## DO THIS
Tally the lines of the data that include the word "ylabel" and state the total, nothing else.

## PROVIDED DATA
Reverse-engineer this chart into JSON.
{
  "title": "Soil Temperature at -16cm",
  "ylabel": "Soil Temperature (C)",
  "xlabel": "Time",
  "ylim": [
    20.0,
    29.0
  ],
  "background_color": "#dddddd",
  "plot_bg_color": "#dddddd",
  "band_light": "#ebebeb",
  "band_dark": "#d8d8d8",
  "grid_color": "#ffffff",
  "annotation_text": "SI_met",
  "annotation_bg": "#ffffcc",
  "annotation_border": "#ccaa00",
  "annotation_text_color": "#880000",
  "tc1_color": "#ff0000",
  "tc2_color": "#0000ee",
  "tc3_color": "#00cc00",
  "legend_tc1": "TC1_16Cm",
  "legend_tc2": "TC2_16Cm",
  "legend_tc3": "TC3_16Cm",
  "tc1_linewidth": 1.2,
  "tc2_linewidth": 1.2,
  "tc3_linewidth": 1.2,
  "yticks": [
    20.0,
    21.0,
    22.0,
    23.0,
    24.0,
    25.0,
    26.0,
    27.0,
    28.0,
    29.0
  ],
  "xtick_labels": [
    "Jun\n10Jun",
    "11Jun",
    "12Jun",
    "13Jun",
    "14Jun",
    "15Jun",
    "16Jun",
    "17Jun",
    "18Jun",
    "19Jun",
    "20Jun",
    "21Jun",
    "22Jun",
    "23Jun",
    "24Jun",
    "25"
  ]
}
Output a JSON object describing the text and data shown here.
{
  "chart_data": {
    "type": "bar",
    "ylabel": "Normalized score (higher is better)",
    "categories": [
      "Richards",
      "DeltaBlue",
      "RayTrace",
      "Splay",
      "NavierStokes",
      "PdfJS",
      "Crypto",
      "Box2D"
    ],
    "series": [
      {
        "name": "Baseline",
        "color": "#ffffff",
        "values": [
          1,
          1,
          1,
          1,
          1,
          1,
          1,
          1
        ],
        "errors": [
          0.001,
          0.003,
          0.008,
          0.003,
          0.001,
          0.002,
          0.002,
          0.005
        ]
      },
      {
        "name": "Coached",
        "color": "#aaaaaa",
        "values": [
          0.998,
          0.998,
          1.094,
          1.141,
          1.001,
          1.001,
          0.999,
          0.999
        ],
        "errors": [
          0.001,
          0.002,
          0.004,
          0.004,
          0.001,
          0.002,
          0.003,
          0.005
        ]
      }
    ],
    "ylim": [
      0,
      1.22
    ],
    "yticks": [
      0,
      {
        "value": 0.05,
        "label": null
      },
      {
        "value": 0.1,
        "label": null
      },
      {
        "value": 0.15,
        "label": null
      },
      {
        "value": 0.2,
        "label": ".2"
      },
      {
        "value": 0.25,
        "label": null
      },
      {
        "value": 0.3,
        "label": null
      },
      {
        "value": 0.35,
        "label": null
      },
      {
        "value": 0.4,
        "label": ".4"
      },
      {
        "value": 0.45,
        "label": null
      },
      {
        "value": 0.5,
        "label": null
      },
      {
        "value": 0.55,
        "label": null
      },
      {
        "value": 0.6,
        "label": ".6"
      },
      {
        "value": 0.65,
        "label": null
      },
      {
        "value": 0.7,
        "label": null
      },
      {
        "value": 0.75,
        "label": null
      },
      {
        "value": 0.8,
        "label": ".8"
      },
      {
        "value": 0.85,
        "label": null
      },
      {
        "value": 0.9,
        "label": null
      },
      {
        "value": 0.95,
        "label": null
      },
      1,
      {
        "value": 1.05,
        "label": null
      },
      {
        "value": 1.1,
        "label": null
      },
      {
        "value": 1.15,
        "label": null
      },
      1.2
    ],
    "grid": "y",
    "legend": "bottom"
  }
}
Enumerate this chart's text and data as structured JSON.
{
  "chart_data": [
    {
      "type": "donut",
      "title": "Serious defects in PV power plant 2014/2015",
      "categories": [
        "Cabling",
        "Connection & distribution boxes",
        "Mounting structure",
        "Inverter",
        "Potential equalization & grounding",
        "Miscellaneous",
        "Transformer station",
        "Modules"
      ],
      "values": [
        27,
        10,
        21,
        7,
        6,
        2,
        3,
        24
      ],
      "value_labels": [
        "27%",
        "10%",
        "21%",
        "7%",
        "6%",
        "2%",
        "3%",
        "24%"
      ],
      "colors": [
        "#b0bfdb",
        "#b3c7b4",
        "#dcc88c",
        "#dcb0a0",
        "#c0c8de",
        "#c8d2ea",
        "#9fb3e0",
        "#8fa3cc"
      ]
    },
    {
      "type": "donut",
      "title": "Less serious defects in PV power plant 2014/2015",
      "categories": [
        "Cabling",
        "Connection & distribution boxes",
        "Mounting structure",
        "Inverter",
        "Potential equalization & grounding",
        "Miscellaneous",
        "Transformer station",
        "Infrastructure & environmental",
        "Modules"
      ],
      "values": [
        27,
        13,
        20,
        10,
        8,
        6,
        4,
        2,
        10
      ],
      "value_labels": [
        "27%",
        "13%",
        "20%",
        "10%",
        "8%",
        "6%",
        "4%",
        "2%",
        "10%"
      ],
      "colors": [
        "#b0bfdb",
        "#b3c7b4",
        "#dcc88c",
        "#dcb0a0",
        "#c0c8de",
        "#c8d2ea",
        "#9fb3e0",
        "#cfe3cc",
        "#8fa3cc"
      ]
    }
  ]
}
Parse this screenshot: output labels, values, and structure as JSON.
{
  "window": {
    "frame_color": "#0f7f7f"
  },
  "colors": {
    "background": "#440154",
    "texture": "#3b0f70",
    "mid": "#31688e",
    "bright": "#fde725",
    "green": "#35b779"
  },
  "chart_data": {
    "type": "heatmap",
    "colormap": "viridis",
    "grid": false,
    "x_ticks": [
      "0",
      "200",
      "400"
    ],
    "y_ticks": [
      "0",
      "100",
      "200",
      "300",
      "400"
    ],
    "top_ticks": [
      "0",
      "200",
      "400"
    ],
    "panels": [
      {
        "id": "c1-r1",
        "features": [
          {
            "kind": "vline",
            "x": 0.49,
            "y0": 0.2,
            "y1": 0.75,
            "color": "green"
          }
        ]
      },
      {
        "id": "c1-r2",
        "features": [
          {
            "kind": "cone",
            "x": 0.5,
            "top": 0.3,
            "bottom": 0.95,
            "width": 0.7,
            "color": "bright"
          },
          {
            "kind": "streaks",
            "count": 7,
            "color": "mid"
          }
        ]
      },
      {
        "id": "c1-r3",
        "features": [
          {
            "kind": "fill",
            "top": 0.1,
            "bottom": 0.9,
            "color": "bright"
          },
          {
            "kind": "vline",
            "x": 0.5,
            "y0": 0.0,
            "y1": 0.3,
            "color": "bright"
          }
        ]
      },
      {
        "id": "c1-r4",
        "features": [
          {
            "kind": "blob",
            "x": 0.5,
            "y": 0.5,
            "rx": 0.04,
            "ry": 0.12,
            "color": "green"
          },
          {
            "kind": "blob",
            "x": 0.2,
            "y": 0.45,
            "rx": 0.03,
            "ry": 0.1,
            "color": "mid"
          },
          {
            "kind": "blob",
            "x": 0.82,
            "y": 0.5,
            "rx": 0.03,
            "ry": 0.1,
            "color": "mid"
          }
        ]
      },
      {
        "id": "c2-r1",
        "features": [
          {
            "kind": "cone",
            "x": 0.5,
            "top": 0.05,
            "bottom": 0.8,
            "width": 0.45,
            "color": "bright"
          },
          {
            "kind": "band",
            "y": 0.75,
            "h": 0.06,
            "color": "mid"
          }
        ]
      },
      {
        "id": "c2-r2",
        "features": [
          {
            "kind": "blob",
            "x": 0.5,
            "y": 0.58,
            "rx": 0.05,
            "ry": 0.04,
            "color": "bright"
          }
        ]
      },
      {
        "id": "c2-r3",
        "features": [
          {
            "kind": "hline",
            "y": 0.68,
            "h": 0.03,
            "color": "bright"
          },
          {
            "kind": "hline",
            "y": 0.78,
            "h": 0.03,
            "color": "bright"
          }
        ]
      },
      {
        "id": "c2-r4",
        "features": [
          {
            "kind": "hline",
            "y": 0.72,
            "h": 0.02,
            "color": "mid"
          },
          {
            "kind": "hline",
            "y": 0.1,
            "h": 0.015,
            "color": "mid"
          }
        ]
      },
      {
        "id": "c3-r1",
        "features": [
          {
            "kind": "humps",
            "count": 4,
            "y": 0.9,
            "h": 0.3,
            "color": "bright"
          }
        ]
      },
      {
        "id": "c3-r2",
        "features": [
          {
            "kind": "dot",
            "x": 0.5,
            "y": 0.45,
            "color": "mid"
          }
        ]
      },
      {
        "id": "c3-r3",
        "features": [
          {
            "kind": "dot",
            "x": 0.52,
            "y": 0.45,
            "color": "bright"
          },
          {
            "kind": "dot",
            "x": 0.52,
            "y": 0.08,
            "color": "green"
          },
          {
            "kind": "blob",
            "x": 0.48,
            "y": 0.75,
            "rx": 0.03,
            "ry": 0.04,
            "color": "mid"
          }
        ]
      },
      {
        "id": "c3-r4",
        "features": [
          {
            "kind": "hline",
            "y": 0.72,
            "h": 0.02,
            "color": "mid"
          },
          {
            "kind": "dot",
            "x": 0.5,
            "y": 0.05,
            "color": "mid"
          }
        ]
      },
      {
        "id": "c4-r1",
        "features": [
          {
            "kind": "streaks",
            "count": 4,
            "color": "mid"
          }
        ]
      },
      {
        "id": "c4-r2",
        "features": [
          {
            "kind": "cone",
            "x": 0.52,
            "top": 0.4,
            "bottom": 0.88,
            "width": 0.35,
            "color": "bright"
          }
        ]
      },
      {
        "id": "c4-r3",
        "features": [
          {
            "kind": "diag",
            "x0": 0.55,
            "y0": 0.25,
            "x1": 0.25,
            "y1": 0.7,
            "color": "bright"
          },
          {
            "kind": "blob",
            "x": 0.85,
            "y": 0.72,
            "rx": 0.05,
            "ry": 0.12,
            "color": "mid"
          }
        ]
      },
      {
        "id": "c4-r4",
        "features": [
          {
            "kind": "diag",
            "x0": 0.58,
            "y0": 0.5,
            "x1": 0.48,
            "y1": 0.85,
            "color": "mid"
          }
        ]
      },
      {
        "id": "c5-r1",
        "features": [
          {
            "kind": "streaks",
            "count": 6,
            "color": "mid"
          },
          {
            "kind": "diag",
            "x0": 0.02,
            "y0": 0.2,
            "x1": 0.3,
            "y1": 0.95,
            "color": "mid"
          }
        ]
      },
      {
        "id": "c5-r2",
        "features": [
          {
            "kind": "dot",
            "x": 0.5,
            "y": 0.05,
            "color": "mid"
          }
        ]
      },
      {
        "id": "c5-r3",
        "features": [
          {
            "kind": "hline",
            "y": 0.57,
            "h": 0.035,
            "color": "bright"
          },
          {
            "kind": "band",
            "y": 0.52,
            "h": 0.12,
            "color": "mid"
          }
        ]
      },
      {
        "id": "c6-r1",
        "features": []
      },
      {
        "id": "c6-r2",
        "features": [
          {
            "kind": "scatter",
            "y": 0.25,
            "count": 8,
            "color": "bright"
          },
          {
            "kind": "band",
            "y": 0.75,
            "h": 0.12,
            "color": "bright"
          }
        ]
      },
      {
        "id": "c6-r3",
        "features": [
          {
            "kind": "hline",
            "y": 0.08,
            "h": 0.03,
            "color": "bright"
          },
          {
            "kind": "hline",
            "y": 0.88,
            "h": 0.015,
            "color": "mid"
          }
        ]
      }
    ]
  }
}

## CORRECT RESULT
2